# [Work request]
Whenever a line below holds the word "technologies", copy that line.

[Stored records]

Start of Block

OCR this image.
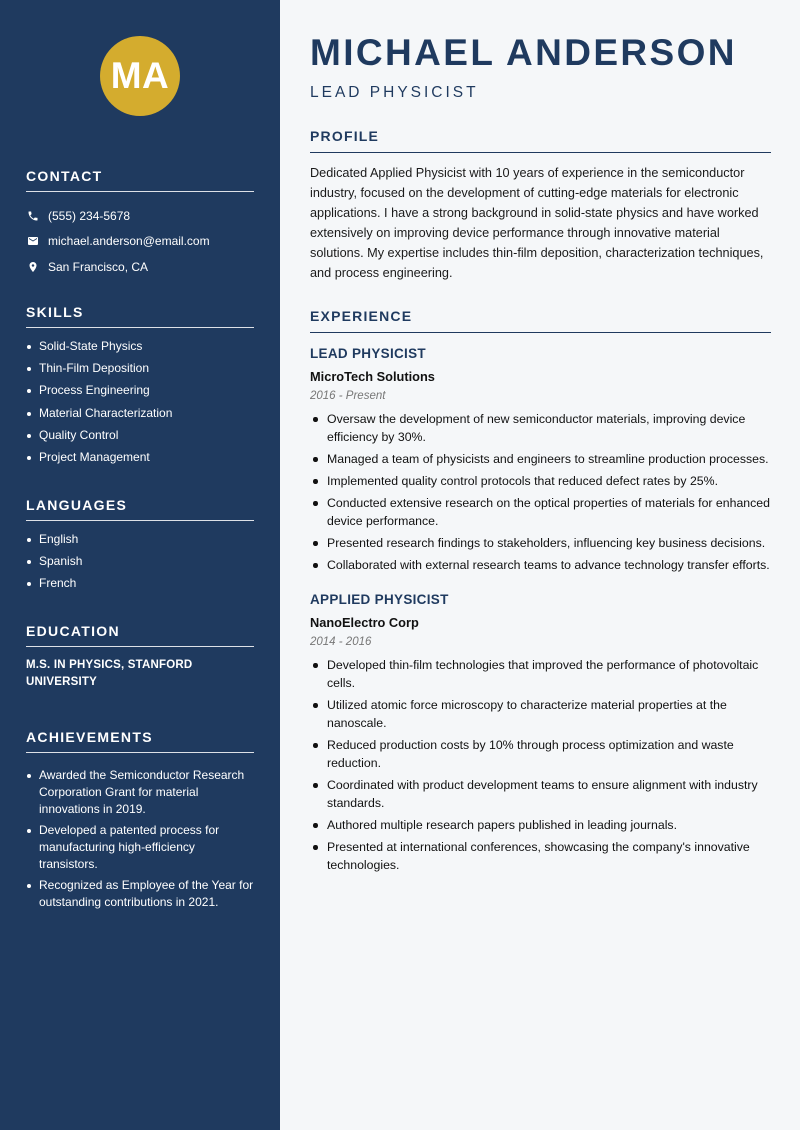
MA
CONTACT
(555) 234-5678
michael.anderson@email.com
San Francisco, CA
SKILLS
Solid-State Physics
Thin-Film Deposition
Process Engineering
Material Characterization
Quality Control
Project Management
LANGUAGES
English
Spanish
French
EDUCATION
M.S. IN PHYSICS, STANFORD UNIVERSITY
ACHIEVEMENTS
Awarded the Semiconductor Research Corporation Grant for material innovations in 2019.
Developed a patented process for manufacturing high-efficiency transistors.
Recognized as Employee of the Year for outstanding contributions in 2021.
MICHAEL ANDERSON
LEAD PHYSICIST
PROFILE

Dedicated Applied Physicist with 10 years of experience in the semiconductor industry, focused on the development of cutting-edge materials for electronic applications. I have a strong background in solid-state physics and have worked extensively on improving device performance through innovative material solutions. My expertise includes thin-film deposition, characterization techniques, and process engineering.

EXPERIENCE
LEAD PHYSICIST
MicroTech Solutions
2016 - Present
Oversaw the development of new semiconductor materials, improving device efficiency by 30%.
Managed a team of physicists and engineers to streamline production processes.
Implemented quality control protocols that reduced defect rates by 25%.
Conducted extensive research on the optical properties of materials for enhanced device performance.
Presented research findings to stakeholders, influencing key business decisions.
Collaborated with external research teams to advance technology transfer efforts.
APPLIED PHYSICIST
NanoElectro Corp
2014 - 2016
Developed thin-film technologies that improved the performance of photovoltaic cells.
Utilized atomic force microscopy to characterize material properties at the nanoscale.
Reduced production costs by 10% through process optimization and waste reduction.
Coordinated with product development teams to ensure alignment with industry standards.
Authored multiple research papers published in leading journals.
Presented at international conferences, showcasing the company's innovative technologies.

End of Block
Start of Block

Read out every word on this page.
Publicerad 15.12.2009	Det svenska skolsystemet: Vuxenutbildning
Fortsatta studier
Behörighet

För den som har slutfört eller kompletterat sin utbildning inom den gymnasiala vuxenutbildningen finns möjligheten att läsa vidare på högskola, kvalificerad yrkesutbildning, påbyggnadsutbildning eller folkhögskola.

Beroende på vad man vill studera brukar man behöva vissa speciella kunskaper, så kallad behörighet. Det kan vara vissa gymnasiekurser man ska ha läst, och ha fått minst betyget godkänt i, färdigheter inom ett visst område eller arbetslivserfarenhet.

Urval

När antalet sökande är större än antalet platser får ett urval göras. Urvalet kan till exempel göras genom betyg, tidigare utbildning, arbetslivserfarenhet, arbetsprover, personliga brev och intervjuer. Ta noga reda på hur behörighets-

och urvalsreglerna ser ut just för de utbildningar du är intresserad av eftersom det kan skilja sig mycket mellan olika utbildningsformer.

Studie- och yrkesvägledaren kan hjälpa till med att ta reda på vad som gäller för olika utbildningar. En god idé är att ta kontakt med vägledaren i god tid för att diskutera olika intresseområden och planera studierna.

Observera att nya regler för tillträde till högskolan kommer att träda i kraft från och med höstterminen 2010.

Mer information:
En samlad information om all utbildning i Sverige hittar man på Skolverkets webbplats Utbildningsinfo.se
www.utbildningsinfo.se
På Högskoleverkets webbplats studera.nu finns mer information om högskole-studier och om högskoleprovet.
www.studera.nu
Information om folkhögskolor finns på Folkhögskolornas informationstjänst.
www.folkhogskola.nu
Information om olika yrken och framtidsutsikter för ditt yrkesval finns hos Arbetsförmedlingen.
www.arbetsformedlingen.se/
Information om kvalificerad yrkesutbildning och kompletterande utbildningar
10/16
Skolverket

End of Block
Start of Block

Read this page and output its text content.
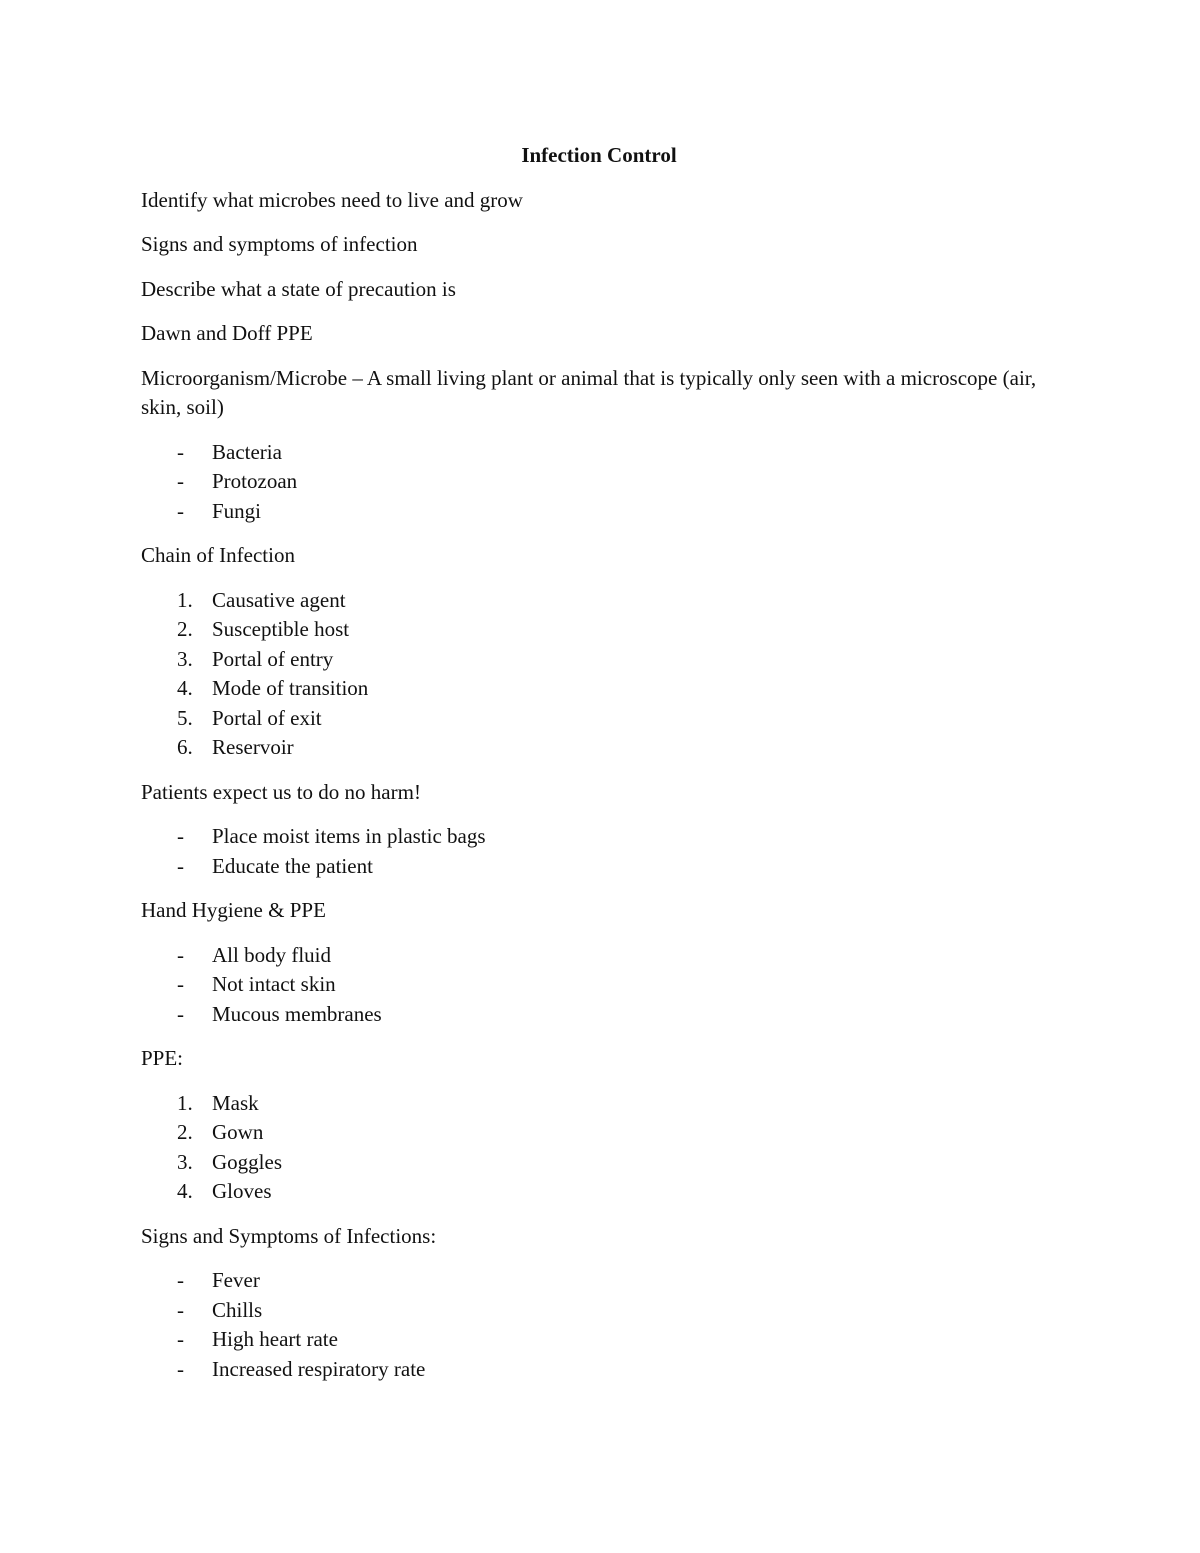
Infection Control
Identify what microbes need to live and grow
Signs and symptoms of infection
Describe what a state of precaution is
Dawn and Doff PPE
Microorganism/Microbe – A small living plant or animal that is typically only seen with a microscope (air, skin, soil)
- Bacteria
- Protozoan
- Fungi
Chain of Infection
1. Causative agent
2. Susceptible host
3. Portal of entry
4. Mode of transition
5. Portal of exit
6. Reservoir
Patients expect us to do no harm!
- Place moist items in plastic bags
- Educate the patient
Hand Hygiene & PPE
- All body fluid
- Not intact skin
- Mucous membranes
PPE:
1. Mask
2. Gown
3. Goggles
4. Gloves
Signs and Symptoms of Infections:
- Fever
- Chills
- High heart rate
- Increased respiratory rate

End of Block

# [Output]
Developed thin-film technologies that improved the performance of photovoltaic cells.
Presented at international conferences, showcasing the company's innovative technologies.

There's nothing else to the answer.